Goal
Provide only the number of lines in the records below that include "Period".

Stored entries
Start

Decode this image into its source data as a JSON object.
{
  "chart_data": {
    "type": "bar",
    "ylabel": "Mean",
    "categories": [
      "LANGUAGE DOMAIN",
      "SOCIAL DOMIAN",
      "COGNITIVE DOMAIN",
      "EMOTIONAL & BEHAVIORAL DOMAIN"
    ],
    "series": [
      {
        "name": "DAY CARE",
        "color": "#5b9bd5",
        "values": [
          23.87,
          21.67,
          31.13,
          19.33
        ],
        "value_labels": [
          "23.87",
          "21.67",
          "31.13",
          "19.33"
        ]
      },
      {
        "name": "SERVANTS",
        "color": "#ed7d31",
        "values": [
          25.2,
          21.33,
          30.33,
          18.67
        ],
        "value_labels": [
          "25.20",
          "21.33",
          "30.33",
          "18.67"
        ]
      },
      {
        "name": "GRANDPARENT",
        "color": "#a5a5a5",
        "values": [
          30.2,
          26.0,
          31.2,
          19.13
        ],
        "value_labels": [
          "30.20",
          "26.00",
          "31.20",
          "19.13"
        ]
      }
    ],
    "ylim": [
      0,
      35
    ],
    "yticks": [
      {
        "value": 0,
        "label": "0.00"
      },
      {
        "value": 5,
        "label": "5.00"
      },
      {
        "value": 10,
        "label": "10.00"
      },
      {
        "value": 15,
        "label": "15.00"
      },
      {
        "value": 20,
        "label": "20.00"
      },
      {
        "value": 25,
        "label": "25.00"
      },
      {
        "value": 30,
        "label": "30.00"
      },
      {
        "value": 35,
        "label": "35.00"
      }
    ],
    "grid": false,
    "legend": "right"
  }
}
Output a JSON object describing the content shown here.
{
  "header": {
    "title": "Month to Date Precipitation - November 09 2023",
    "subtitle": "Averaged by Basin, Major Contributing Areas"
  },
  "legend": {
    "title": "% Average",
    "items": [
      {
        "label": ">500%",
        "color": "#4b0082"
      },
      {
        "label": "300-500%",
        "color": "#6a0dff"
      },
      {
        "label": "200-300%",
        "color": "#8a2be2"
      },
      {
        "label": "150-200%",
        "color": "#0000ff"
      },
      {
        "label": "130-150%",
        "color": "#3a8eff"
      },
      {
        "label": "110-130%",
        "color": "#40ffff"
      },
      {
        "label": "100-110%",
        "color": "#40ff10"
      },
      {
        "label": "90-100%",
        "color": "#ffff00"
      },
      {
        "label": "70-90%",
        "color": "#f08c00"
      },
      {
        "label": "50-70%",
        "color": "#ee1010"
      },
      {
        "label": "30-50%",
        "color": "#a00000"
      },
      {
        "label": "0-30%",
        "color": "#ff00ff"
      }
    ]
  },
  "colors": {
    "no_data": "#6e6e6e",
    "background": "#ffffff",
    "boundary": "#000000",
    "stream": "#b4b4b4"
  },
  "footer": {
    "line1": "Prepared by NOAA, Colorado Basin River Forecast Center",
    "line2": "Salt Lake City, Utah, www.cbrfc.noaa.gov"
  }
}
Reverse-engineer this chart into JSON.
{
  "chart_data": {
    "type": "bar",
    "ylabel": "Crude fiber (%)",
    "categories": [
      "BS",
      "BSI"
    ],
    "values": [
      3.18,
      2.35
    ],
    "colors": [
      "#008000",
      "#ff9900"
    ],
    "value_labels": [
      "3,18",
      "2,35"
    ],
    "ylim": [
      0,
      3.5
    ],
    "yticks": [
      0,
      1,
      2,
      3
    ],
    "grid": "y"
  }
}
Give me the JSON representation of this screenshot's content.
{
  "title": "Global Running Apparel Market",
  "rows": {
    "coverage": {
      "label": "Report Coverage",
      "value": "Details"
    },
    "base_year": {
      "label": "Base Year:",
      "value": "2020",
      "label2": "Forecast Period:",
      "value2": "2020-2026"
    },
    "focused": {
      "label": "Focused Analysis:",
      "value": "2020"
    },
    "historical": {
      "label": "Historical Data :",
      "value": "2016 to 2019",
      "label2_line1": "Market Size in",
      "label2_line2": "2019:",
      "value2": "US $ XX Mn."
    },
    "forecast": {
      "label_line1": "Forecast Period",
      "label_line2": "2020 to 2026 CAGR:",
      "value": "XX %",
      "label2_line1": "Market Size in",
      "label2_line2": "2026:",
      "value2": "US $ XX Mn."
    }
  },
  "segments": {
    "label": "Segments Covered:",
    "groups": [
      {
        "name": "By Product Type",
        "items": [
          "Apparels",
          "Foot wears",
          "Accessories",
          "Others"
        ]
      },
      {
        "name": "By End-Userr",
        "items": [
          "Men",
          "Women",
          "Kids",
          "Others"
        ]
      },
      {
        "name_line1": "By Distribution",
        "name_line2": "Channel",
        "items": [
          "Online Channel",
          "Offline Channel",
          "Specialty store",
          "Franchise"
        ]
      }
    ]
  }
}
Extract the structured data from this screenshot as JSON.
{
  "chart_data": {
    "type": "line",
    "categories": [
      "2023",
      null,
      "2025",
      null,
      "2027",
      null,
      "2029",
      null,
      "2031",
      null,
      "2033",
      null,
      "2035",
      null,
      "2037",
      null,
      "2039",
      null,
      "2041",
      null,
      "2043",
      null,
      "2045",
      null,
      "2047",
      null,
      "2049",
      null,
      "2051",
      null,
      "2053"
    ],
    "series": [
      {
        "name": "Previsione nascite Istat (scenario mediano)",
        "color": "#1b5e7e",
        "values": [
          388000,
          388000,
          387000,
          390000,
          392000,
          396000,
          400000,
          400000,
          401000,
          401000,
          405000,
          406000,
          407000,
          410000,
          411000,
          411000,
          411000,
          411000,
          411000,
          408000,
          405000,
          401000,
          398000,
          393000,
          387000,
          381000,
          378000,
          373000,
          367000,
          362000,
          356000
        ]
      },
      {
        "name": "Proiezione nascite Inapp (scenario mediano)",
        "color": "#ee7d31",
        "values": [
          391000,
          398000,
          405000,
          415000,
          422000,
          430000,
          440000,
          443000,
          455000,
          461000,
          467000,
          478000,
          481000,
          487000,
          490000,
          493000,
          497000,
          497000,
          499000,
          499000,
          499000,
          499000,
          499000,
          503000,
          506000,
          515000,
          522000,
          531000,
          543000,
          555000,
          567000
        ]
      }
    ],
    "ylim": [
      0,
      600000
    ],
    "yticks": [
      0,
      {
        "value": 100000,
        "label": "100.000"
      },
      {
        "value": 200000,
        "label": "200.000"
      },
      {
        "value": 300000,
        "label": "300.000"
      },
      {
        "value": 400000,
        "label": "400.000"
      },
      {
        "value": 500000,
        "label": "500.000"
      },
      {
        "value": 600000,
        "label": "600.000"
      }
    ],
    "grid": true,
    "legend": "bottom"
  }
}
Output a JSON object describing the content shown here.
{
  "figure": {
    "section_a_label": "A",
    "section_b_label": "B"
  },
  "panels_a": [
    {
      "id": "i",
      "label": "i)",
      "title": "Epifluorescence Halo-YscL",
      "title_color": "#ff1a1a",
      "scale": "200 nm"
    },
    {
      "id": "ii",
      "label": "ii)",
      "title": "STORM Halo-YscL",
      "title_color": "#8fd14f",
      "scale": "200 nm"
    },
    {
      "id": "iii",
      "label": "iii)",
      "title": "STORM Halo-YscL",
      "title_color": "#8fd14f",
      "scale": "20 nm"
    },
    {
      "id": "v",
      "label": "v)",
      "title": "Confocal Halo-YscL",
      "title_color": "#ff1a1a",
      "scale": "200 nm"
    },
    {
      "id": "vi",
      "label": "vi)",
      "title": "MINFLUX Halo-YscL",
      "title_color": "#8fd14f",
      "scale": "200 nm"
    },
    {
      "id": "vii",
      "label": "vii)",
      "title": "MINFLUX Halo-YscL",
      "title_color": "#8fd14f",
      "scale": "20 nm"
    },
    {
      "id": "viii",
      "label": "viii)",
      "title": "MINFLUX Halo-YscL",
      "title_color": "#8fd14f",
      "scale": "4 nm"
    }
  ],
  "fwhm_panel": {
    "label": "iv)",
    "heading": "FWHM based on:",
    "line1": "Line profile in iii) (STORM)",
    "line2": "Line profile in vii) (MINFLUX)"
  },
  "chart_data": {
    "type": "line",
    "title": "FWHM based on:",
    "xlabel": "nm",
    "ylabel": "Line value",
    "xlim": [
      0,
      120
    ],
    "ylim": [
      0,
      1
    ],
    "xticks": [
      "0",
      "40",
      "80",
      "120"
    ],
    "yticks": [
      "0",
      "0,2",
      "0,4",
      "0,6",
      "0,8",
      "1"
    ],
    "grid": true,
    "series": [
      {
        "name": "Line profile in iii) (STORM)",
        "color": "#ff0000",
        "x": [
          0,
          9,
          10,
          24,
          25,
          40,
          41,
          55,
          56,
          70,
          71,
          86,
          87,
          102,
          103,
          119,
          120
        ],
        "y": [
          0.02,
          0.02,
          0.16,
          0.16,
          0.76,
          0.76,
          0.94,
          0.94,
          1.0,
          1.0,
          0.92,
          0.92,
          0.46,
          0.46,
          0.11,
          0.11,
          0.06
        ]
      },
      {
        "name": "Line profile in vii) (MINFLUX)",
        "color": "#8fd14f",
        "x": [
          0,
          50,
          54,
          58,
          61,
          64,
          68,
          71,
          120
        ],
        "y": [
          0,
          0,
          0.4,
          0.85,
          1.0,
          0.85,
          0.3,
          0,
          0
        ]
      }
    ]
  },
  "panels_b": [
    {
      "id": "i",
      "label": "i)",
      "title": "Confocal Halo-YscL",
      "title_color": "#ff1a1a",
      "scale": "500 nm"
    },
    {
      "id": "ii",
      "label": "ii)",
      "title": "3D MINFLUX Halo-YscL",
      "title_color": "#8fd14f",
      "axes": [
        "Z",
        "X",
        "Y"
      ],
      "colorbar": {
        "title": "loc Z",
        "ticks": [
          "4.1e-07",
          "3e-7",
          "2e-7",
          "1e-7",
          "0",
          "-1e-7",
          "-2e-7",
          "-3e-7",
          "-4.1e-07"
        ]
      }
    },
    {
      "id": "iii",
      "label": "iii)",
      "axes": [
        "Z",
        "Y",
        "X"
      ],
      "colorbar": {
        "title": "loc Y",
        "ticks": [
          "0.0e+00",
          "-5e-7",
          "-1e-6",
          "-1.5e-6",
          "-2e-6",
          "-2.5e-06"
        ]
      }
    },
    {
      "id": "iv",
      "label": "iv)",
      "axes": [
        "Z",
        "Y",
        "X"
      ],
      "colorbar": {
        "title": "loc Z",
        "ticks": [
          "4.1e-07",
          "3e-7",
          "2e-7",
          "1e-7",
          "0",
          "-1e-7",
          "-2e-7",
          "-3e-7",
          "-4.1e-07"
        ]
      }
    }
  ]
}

End

Solution below
2